Copy the records below exactly, leaving out every picture.

____________

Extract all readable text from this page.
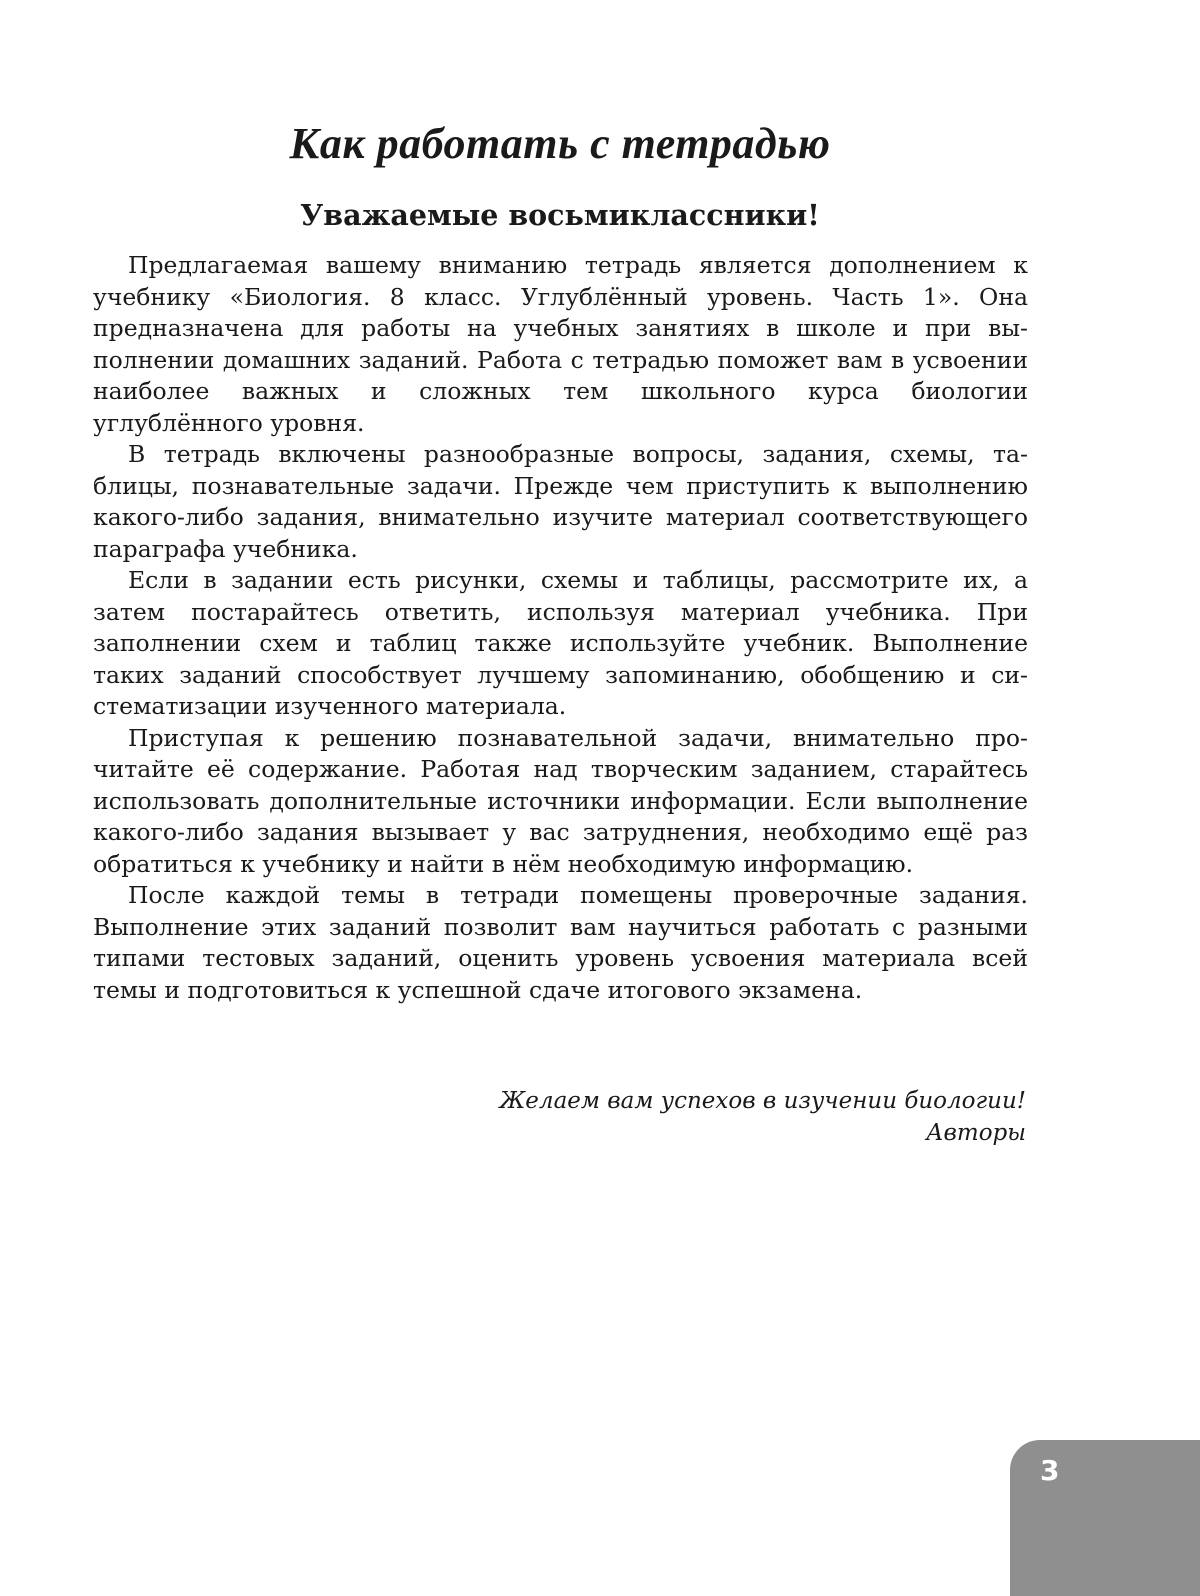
Как работать с тетрадью
Уважаемые восьмиклассники!

Предлагаемая вашему вниманию тетрадь является дополнением к учебнику «Биология. 8 класс. Углублённый уровень. Часть 1». Она предназначена для работы на учебных занятиях в школе и при выполнении домашних заданий. Работа с тетрадью поможет вам в усвоении наиболее важных и сложных тем школьного курса биологии углублённого уровня.

В тетрадь включены разнообразные вопросы, задания, схемы, таблицы, познавательные задачи. Прежде чем приступить к выполнению какого-либо задания, внимательно изучите материал соответствующего параграфа учебника.

Если в задании есть рисунки, схемы и таблицы, рассмотрите их, а затем постарайтесь ответить, используя материал учебника. При заполнении схем и таблиц также используйте учебник. Выполнение таких заданий способствует лучшему запоминанию, обобщению и систематизации изученного материала.

Приступая к решению познавательной задачи, внимательно прочитайте её содержание. Работая над творческим заданием, старайтесь использовать дополнительные источники информации. Если выполнение какого-либо задания вызывает у вас затруднения, необходимо ещё раз обратиться к учебнику и найти в нём необходимую информацию.

После каждой темы в тетради помещены проверочные задания. Выполнение этих заданий позволит вам научиться работать с разными типами тестовых заданий, оценить уровень усвоения материала всей темы и подготовиться к успешной сдаче итогового экзамена.

Желаем вам успехов в изучении биологии!
Авторы
3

____________

SOLUTION TO THIS TASK:
Extract all readable text from this page.
Как работать с тетрадью
Уважаемые восьмиклассники!

Предлагаемая вашему вниманию тетрадь является дополнением к учебнику «Биология. 8 класс. Углублённый уровень. Часть 1». Она предназначена для работы на учебных занятиях в школе и при выполнении домашних заданий. Работа с тетрадью поможет вам в усвоении наиболее важных и сложных тем школьного курса биологии углублённого уровня.

В тетрадь включены разнообразные вопросы, задания, схемы, таблицы, познавательные задачи. Прежде чем приступить к выполнению какого-либо задания, внимательно изучите материал соответствующего параграфа учебника.

Если в задании есть рисунки, схемы и таблицы, рассмотрите их, а затем постарайтесь ответить, используя материал учебника. При заполнении схем и таблиц также используйте учебник. Выполнение таких заданий способствует лучшему запоминанию, обобщению и систематизации изученного материала.

Приступая к решению познавательной задачи, внимательно прочитайте её содержание. Работая над творческим заданием, старайтесь использовать дополнительные источники информации. Если выполнение какого-либо задания вызывает у вас затруднения, необходимо ещё раз обратиться к учебнику и найти в нём необходимую информацию.

После каждой темы в тетради помещены проверочные задания. Выполнение этих заданий позволит вам научиться работать с разными типами тестовых заданий, оценить уровень усвоения материала всей темы и подготовиться к успешной сдаче итогового экзамена.

Желаем вам успехов в изучении биологии!
Авторы
3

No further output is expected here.